Find the line containing "What text is on this page?" in the listing below; reproduce it and every line after, exactly. Skip pictures.

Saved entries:
───

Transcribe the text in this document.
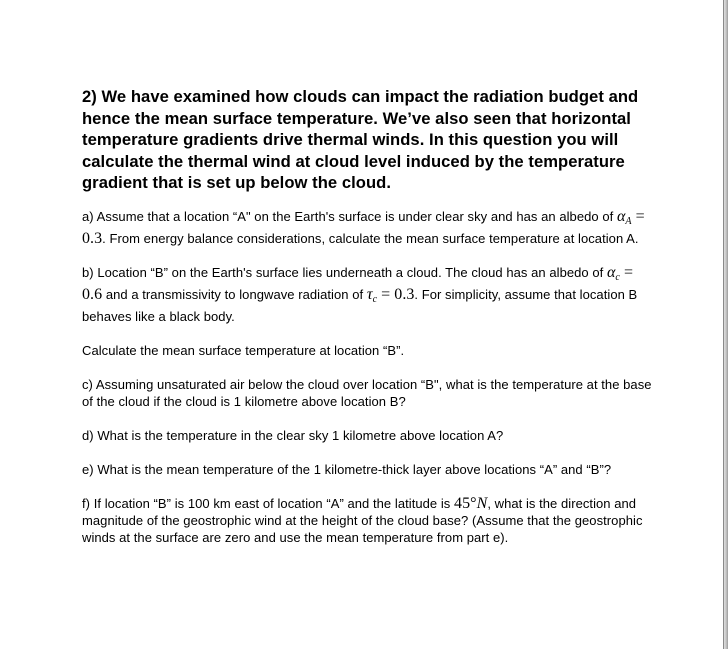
2) We have examined how clouds can impact the radiation budget and hence the mean surface temperature. We’ve also seen that horizontal temperature gradients drive thermal winds. In this question you will calculate the thermal wind at cloud level induced by the temperature gradient that is set up below the cloud.

a) Assume that a location “A" on the Earth's surface is under clear sky and has an albedo of $\alpha_A = 0.3$. From energy balance considerations, calculate the mean surface temperature at location A.

b) Location “B” on the Earth's surface lies underneath a cloud. The cloud has an albedo of $\alpha_c = 0.6$ and a transmissivity to longwave radiation of $\tau_c = 0.3$. For simplicity, assume that location B behaves like a black body.

Calculate the mean surface temperature at location “B”.

c) Assuming unsaturated air below the cloud over location “B", what is the temperature at the base of the cloud if the cloud is 1 kilometre above location B?

d) What is the temperature in the clear sky 1 kilometre above location A?

e) What is the mean temperature of the 1 kilometre-thick layer above locations “A” and “B”?

f) If location “B” is 100 km east of location “A” and the latitude is 45°N, what is the direction and magnitude of the geostrophic wind at the height of the cloud base? (Assume that the geostrophic winds at the surface are zero and use the mean temperature from part e).
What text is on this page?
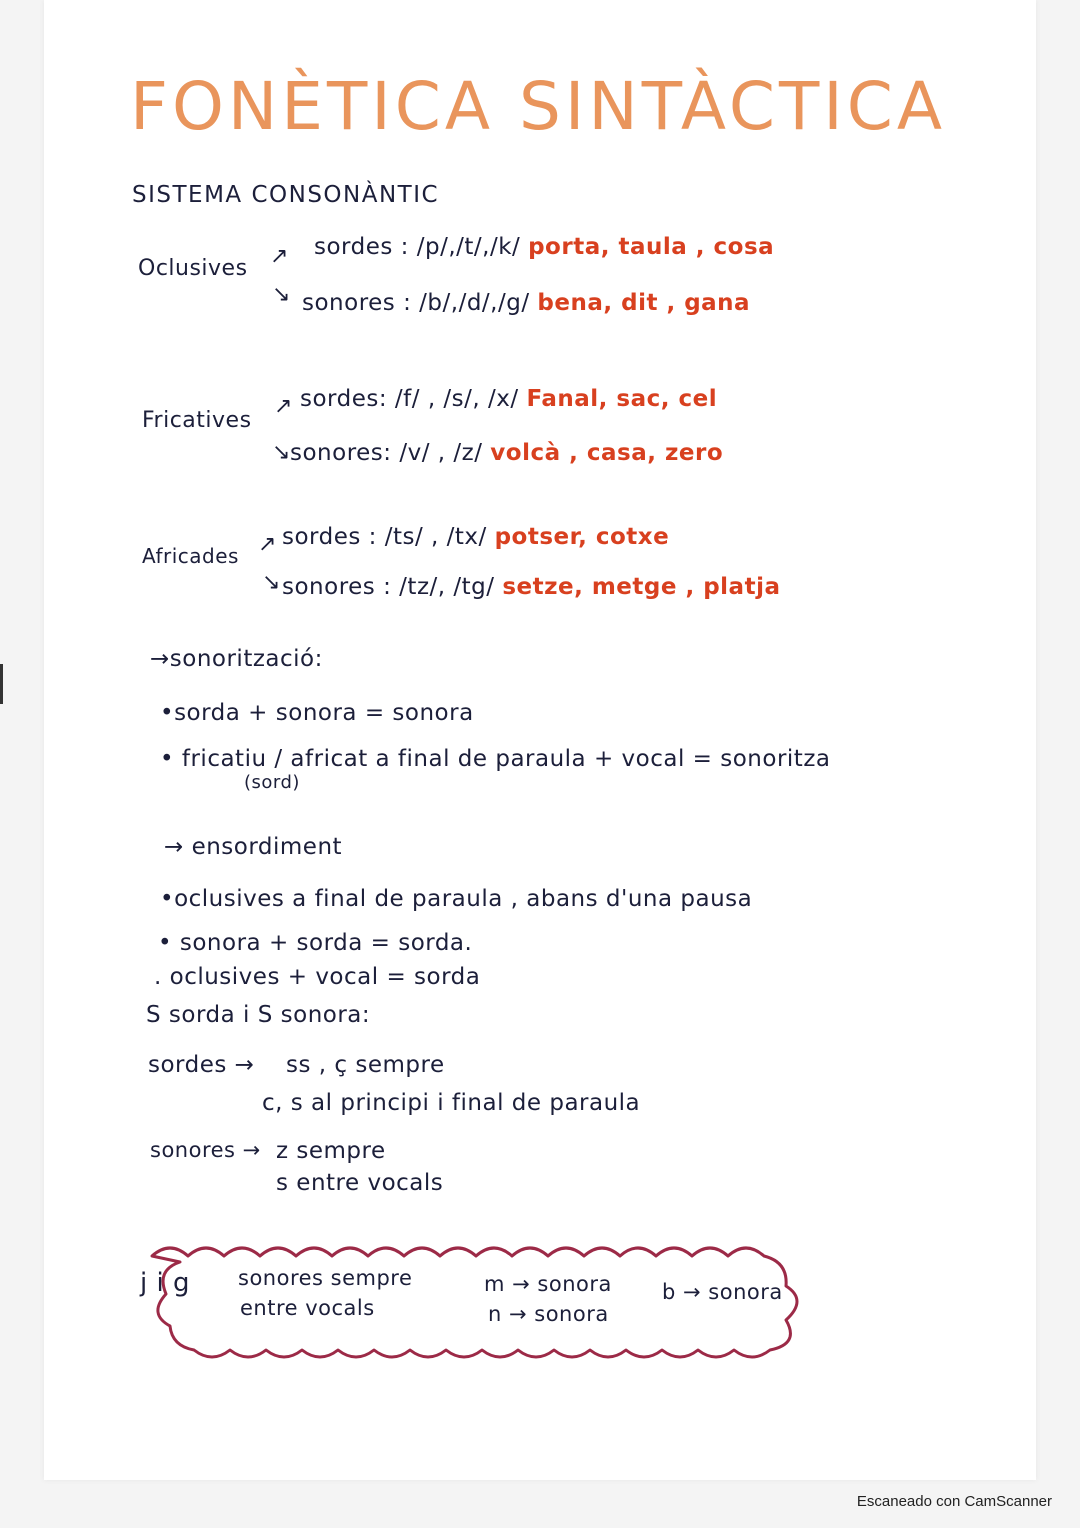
FONÈTICA SINTÀCTICA
SISTEMA CONSONÀNTIC
Oclusives ↗
↘
sordes : /p/,/t/,/k/ porta, taula , cosa
sonores : /b/,/d/,/g/ bena, dit , gana
Fricatives
↗
↘
sordes: /f/ , /s/, /x/ Fanal, sac, cel
sonores: /v/ , /z/ volcà , casa, zero
Africades ↗
↘
sordes : /ts/ , /tx/ potser, cotxe
sonores : /tz/, /tg/ setze, metge , platja
→sonorització:
•sorda + sonora = sonora
• fricatiu / africat a final de paraula + vocal = sonoritza
(sord)
→ ensordiment
•oclusives a final de paraula , abans d'una pausa
• sonora + sorda = sorda.
. oclusives + vocal = sorda
S sorda i S sonora:
sordes → ss , ç sempre
c, s al principi i final de paraula
sonores → z sempre
s entre vocals
j i g sonores sempre
entre vocals
m → sonora
n → sonora
b → sonora
Escaneado con CamScanner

───

> _Task response_:
What text is on this page?
FONÈTICA SINTÀCTICA
SISTEMA CONSONÀNTIC
Oclusives ↗
↘
sordes : /p/,/t/,/k/ porta, taula , cosa
sonores : /b/,/d/,/g/ bena, dit , gana
Fricatives
↗
↘
sordes: /f/ , /s/, /x/ Fanal, sac, cel
sonores: /v/ , /z/ volcà , casa, zero
Africades ↗
↘
sordes : /ts/ , /tx/ potser, cotxe
sonores : /tz/, /tg/ setze, metge , platja
→sonorització:
•sorda + sonora = sonora
• fricatiu / africat a final de paraula + vocal = sonoritza
(sord)
→ ensordiment
•oclusives a final de paraula , abans d'una pausa
• sonora + sorda = sorda.
. oclusives + vocal = sorda
S sorda i S sonora:
sordes → ss , ç sempre
c, s al principi i final de paraula
sonores → z sempre
s entre vocals
j i g sonores sempre
entre vocals
m → sonora
n → sonora
b → sonora
Escaneado con CamScanner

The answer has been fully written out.